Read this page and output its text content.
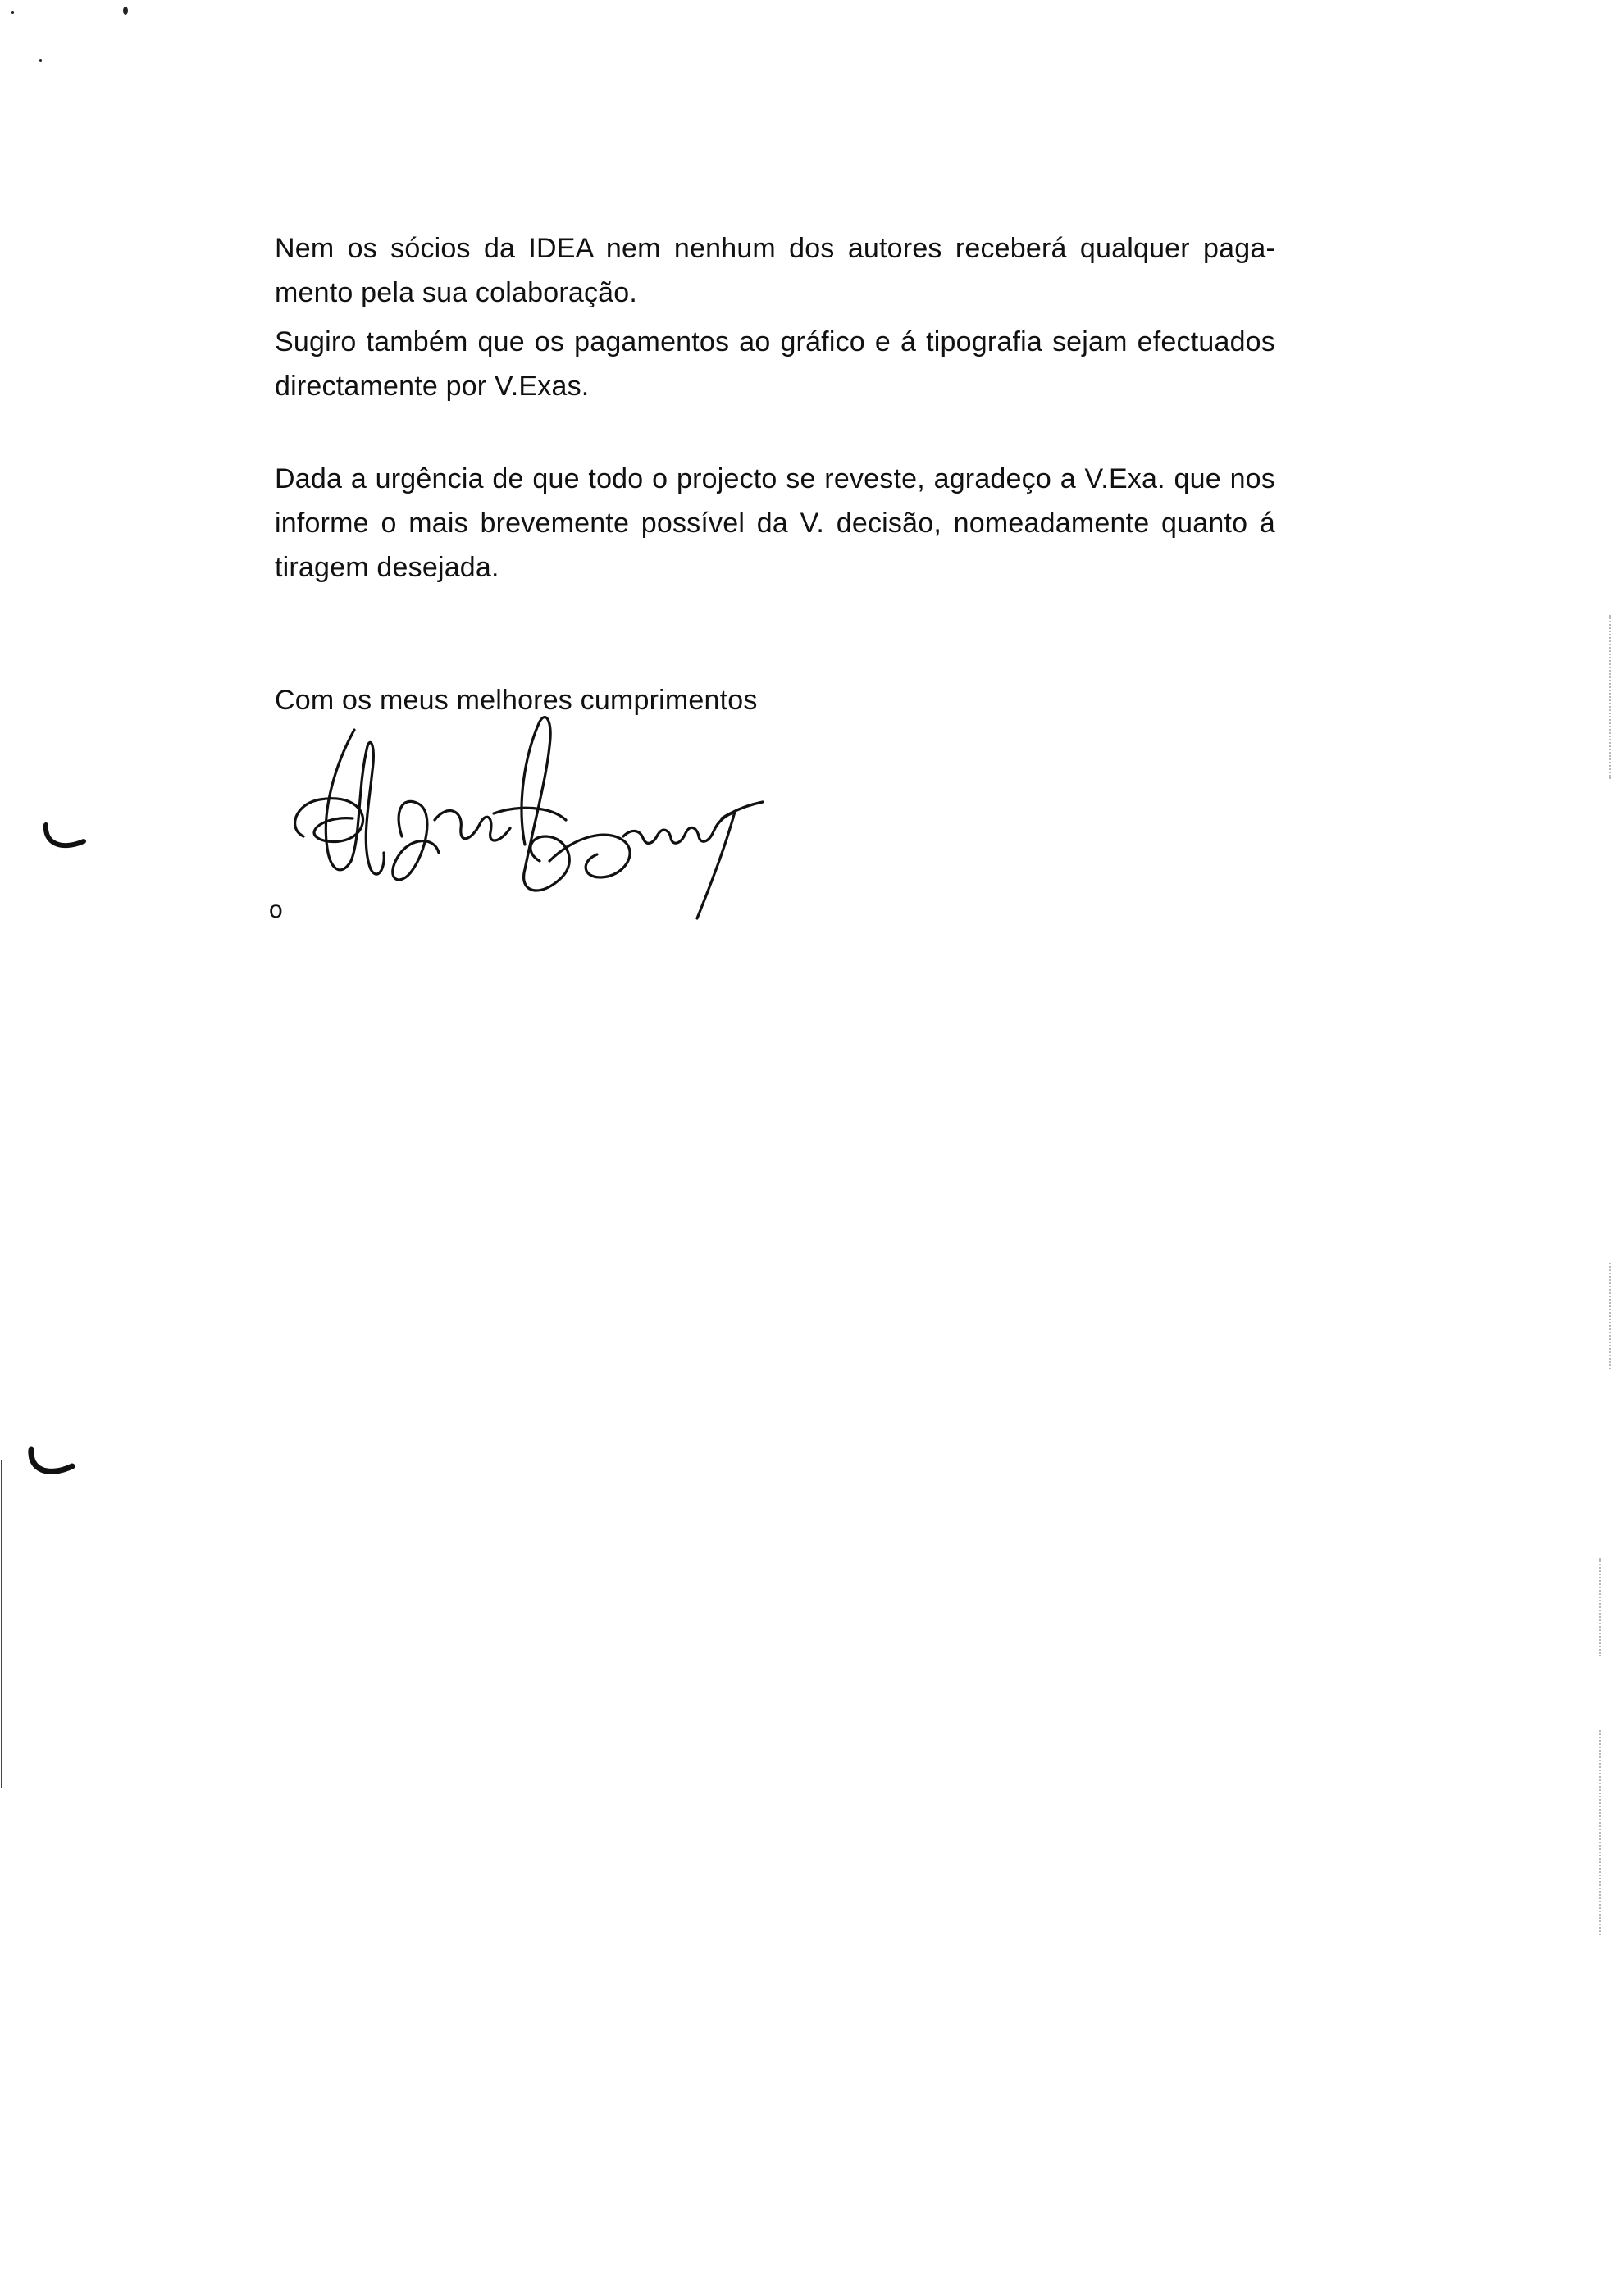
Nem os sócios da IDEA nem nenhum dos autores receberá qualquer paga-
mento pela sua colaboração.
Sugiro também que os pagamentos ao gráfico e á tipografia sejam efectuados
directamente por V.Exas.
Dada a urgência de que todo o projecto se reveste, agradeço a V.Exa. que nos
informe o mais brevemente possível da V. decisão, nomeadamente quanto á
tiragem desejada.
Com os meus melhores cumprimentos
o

* * *

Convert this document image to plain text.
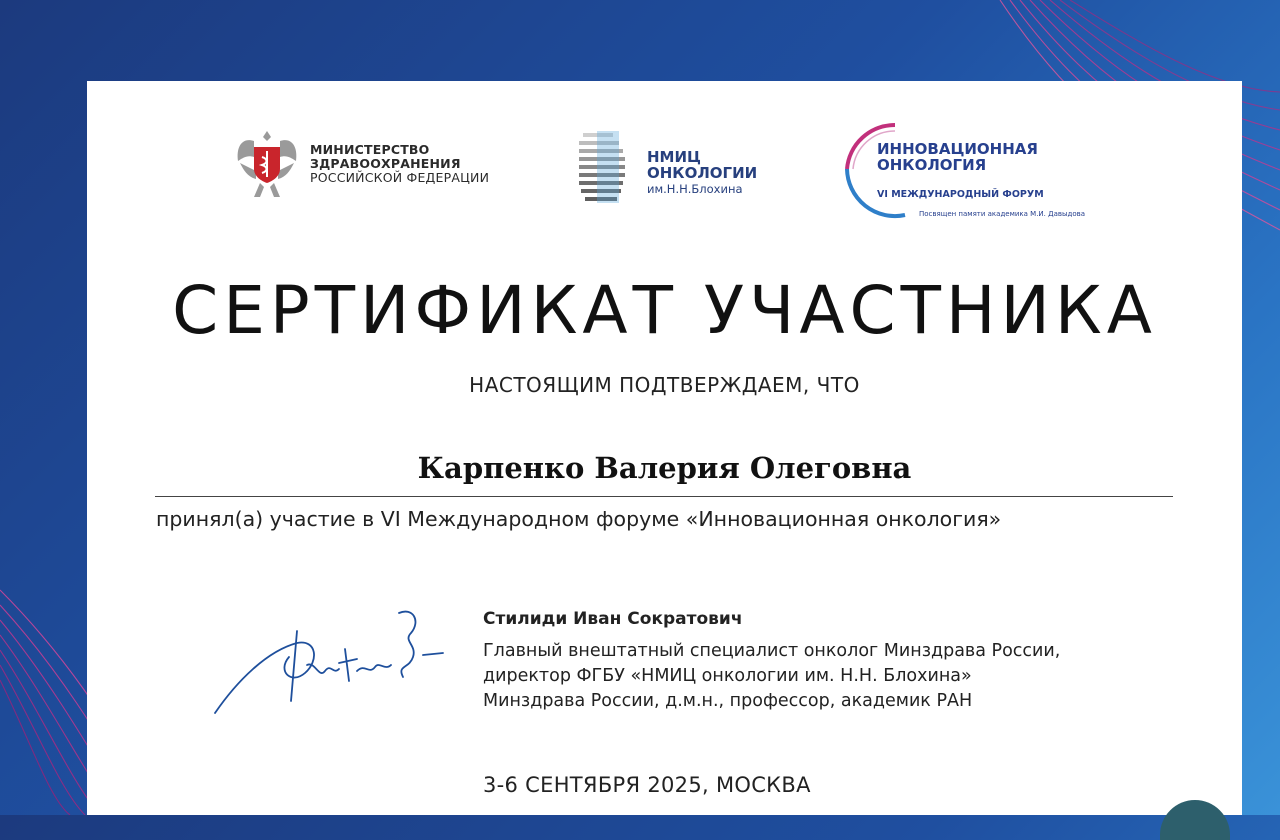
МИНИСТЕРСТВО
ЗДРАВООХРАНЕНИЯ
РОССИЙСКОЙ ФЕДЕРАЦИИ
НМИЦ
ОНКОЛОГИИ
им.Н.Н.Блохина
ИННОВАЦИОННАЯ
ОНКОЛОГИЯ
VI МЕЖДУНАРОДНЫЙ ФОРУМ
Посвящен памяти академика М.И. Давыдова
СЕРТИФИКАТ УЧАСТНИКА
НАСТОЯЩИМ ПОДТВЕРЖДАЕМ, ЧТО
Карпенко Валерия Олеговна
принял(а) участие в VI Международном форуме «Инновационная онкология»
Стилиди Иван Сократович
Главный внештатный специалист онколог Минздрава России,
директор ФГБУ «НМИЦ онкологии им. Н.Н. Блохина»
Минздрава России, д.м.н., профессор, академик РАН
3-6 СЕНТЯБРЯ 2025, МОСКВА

Goal of the exercise →
Extract every line of the records above that contains the word "Блохина".

Final answer →
им.Н.Н.Блохина
директор ФГБУ «НМИЦ онкологии им. Н.Н. Блохина»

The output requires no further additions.